═══ Data rows ═══

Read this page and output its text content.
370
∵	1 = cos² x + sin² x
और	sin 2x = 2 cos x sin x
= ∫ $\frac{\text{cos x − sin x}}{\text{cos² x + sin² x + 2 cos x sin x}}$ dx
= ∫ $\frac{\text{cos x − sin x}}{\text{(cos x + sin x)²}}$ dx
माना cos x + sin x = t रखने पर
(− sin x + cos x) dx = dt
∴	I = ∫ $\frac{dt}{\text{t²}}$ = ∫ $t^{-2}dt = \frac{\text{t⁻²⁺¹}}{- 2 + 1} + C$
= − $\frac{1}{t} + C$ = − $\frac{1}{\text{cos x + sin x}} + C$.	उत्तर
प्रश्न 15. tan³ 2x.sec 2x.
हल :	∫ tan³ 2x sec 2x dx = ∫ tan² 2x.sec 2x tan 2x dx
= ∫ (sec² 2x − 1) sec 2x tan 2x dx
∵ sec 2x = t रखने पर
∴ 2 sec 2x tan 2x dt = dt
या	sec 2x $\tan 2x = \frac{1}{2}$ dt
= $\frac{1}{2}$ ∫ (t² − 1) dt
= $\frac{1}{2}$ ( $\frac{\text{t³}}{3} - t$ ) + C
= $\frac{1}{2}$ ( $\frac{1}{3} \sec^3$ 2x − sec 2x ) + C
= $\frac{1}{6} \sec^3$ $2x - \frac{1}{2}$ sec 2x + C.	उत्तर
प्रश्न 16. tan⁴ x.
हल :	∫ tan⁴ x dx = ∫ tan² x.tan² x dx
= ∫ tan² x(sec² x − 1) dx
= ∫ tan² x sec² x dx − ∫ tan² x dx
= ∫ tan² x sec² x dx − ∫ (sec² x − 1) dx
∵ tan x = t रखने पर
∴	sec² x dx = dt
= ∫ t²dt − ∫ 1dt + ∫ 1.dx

═══

*Given exercise*. Give back each line above precisely as it stands.

*Response below*.
Read this page and output its text content.
370
∵	1 = cos² x + sin² x
और	sin 2x = 2 cos x sin x
= ∫ $\frac{\text{cos x − sin x}}{\text{cos² x + sin² x + 2 cos x sin x}}$ dx
= ∫ $\frac{\text{cos x − sin x}}{\text{(cos x + sin x)²}}$ dx
माना cos x + sin x = t रखने पर
(− sin x + cos x) dx = dt
∴	I = ∫ $\frac{dt}{\text{t²}}$ = ∫ $t^{-2}dt = \frac{\text{t⁻²⁺¹}}{- 2 + 1} + C$
= − $\frac{1}{t} + C$ = − $\frac{1}{\text{cos x + sin x}} + C$.	उत्तर
प्रश्न 15. tan³ 2x.sec 2x.
हल :	∫ tan³ 2x sec 2x dx = ∫ tan² 2x.sec 2x tan 2x dx
= ∫ (sec² 2x − 1) sec 2x tan 2x dx
∵ sec 2x = t रखने पर
∴ 2 sec 2x tan 2x dt = dt
या	sec 2x $\tan 2x = \frac{1}{2}$ dt
= $\frac{1}{2}$ ∫ (t² − 1) dt
= $\frac{1}{2}$ ( $\frac{\text{t³}}{3} - t$ ) + C
= $\frac{1}{2}$ ( $\frac{1}{3} \sec^3$ 2x − sec 2x ) + C
= $\frac{1}{6} \sec^3$ $2x - \frac{1}{2}$ sec 2x + C.	उत्तर
प्रश्न 16. tan⁴ x.
हल :	∫ tan⁴ x dx = ∫ tan² x.tan² x dx
= ∫ tan² x(sec² x − 1) dx
= ∫ tan² x sec² x dx − ∫ tan² x dx
= ∫ tan² x sec² x dx − ∫ (sec² x − 1) dx
∵ tan x = t रखने पर
∴	sec² x dx = dt
= ∫ t²dt − ∫ 1dt + ∫ 1.dx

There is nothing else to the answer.